AVAILABLE DATA:
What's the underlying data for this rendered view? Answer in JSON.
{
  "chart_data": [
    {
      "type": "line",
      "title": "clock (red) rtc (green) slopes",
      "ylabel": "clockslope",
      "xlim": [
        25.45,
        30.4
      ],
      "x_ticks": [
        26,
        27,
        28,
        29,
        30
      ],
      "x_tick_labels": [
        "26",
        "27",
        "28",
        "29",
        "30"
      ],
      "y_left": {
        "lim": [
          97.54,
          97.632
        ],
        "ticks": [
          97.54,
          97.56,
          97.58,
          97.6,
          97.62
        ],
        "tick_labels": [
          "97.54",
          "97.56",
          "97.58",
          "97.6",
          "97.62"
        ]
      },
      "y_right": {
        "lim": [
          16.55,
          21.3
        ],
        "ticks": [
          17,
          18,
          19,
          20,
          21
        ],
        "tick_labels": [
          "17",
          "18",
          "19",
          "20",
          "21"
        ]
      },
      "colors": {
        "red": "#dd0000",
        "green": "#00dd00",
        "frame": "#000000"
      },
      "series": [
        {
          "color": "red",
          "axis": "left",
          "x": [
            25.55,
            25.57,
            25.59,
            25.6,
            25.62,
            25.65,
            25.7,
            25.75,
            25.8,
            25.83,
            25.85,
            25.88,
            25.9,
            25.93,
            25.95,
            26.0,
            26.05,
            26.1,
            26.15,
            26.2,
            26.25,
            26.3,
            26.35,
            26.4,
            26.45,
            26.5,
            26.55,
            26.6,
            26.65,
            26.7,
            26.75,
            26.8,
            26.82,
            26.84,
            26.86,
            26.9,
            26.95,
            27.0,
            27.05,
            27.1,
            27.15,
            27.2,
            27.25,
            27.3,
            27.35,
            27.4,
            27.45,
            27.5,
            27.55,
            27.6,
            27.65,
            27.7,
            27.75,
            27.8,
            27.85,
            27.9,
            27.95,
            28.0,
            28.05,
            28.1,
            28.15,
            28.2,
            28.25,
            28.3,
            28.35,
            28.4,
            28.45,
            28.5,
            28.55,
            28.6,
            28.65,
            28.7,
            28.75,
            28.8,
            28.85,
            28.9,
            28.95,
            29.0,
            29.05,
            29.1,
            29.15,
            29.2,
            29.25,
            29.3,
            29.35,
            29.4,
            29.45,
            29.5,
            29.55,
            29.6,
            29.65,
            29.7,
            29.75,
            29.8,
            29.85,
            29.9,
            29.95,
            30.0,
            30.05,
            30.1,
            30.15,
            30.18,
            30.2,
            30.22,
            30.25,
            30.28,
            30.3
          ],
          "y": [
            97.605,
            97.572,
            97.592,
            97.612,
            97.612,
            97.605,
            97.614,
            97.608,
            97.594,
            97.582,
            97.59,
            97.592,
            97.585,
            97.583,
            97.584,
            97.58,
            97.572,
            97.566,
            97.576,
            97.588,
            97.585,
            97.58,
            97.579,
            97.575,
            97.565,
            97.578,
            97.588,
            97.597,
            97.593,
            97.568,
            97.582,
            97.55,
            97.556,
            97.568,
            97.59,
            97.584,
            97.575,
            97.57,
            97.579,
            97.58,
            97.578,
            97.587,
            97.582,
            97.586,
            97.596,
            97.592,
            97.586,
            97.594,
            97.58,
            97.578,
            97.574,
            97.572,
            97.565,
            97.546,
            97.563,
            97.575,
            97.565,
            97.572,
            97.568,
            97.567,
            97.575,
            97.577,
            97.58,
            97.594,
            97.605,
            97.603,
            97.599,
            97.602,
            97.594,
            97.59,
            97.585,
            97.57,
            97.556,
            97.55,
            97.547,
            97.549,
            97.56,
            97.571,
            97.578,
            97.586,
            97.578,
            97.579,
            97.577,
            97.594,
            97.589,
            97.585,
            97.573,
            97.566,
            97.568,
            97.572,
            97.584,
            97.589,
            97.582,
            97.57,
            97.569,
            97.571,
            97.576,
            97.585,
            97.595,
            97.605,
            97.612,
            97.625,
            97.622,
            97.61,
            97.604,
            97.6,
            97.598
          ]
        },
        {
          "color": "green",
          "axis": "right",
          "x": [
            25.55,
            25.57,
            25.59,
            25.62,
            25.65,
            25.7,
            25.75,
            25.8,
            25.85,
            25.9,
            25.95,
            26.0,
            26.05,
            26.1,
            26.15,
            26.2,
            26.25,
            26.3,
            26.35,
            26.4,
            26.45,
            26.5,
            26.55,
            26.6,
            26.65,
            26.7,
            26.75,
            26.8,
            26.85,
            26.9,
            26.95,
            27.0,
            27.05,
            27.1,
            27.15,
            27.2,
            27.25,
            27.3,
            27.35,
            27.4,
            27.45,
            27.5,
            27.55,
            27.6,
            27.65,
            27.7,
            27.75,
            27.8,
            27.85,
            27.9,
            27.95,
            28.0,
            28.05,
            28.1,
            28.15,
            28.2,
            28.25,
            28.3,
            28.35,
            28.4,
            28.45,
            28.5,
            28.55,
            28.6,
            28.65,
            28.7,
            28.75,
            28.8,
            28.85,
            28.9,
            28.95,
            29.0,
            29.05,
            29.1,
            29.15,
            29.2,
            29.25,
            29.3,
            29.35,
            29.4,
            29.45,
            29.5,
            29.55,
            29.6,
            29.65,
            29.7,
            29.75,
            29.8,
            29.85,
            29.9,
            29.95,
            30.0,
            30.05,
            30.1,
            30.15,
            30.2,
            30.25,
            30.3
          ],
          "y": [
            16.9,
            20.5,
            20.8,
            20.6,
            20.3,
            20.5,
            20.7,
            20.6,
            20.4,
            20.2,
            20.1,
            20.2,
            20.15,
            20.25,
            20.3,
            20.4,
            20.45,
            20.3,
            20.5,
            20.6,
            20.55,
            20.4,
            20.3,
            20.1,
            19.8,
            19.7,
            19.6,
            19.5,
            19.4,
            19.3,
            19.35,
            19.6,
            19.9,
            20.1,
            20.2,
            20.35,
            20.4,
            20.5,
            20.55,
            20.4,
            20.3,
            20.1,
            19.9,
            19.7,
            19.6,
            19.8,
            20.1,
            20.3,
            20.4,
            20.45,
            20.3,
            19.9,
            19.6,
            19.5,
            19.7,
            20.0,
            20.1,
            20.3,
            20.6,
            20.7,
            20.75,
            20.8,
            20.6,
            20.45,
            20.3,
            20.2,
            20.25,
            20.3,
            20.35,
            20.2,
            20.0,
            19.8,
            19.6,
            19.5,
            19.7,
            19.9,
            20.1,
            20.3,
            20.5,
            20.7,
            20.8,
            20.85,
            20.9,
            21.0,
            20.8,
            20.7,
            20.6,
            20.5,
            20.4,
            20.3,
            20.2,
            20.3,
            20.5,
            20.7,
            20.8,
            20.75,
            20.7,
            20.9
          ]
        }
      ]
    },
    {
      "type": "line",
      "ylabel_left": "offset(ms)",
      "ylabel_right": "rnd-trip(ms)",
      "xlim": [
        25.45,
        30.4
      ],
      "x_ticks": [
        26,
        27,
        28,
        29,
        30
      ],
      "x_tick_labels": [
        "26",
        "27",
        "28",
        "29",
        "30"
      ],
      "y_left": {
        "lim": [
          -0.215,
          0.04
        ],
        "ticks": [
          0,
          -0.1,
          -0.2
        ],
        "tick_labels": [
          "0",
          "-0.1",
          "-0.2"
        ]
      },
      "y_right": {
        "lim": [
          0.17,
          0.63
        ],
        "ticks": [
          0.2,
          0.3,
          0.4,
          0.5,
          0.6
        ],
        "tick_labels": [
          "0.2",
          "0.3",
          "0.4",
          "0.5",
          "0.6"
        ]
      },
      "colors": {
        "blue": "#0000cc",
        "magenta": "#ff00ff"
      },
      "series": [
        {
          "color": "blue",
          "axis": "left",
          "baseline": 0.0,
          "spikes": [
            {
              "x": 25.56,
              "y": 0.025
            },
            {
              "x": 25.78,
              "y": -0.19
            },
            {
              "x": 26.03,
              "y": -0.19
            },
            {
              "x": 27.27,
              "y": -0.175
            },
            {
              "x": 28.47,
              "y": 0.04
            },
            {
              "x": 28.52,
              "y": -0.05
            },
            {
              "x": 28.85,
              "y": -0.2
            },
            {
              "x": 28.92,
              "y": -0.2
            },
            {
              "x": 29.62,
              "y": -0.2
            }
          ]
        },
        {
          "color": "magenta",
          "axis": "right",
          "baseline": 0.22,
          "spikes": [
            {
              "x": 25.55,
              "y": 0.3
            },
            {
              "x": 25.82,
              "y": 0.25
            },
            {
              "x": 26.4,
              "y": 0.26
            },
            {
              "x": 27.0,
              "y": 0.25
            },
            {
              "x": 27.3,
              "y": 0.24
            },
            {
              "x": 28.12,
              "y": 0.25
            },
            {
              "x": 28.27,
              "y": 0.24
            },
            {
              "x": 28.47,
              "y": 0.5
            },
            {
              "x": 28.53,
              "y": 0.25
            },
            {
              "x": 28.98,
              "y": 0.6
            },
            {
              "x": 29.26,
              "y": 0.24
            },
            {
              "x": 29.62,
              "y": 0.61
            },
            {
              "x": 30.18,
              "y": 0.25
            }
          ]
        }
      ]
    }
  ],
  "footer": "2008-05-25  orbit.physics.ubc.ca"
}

PROBLEM TO WORK ON:
Report only how many lines in the records contain the word "green".

FINAL RESULT:
3